◆ WHAT THIS TASK INVOLVES ◆
Work out how many lines in the data that follows contain "Firma". Write nothing but the number.

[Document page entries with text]
*-*-*

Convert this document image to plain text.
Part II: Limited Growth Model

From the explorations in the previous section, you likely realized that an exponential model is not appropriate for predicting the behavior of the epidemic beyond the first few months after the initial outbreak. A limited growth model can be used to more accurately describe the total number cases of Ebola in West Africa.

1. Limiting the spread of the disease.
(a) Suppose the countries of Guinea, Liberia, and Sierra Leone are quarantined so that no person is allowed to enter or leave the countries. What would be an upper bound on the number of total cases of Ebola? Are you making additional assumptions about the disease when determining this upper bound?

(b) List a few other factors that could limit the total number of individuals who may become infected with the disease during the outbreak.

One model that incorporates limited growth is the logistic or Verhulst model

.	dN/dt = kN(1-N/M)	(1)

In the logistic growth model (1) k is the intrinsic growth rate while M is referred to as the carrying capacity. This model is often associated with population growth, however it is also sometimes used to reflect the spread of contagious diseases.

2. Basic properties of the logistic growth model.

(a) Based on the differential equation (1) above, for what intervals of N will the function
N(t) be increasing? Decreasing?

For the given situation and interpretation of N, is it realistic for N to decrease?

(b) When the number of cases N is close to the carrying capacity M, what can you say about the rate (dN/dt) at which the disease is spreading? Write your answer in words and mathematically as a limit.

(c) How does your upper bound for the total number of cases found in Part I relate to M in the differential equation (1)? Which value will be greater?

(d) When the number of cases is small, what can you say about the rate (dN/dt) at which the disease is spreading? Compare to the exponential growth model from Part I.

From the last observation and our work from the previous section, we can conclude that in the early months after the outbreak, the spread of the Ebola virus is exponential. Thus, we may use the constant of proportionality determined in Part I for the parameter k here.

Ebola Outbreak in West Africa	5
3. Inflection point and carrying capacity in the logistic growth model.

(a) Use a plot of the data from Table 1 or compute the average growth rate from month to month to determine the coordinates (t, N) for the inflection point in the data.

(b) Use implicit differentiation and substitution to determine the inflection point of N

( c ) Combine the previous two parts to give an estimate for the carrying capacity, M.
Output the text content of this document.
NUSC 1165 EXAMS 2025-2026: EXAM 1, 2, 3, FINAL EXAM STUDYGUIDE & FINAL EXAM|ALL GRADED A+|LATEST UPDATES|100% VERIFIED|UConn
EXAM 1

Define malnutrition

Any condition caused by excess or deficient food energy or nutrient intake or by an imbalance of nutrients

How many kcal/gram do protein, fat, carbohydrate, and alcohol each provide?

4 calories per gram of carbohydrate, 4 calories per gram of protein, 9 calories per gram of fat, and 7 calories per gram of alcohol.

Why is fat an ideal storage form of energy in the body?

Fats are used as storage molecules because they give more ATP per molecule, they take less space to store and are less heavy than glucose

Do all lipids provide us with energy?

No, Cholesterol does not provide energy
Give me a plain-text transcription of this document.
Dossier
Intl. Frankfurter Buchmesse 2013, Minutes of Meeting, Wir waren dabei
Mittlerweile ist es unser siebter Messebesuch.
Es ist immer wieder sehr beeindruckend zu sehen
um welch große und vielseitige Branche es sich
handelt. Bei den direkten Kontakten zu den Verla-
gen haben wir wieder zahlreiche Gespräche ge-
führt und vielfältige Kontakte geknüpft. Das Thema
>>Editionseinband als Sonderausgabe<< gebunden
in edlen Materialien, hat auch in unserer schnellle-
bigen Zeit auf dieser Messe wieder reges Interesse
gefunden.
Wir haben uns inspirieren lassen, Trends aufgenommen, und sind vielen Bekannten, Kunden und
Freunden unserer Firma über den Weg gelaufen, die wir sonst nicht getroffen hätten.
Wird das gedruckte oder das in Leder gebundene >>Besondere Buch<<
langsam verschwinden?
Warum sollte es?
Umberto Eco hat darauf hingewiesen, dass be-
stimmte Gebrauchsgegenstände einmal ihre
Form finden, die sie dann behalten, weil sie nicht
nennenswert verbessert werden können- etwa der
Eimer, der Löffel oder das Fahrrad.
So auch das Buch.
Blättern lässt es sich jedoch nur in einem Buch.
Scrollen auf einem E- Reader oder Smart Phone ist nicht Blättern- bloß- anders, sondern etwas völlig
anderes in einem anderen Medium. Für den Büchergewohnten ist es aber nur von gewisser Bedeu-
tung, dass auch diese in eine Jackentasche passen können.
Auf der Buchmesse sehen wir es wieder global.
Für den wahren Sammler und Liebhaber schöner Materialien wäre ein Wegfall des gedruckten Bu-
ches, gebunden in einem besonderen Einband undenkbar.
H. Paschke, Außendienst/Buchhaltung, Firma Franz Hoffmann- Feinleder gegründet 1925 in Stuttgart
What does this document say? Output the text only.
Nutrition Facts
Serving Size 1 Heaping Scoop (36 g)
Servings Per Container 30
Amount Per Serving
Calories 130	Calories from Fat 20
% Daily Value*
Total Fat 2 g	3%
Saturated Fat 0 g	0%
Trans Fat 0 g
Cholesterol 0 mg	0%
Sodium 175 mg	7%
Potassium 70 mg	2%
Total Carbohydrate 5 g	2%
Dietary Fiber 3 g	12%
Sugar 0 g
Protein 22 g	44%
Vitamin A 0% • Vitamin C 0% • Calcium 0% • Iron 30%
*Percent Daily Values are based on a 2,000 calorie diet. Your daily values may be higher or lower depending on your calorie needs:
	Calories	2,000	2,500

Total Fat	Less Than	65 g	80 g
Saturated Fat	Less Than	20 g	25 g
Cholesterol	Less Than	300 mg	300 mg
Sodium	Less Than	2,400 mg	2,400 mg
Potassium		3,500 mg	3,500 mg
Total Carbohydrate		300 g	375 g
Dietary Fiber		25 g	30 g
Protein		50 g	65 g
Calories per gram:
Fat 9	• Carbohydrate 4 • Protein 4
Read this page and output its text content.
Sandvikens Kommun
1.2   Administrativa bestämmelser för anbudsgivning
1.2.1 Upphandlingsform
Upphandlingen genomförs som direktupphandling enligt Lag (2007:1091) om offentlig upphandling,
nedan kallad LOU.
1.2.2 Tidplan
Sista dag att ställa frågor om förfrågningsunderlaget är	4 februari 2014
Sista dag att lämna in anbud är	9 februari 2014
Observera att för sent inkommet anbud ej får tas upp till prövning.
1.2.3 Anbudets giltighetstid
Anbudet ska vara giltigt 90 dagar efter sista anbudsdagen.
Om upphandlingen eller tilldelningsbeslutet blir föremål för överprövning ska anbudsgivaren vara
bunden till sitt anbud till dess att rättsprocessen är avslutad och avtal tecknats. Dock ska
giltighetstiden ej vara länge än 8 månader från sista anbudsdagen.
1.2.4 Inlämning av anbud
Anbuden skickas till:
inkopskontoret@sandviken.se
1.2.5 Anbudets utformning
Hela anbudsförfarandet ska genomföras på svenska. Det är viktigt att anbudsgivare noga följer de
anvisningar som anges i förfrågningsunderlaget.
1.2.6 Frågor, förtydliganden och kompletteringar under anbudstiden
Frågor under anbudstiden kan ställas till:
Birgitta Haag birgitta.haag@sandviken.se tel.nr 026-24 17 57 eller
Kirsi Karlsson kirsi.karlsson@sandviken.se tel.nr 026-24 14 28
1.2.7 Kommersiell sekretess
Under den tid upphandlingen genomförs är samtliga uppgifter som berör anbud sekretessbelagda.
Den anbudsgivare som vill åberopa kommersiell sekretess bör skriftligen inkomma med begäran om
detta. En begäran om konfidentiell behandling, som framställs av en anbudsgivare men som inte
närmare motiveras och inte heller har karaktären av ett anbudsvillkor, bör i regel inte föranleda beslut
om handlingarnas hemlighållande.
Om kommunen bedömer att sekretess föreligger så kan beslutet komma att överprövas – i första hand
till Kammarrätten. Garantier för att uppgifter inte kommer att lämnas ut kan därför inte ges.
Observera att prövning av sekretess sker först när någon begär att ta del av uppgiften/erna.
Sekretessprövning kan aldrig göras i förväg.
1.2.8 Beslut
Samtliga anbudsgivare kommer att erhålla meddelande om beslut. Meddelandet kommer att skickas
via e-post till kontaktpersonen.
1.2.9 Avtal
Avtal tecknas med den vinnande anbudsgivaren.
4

*-*-*

◆ RESULT OF THIS TASK ◆
2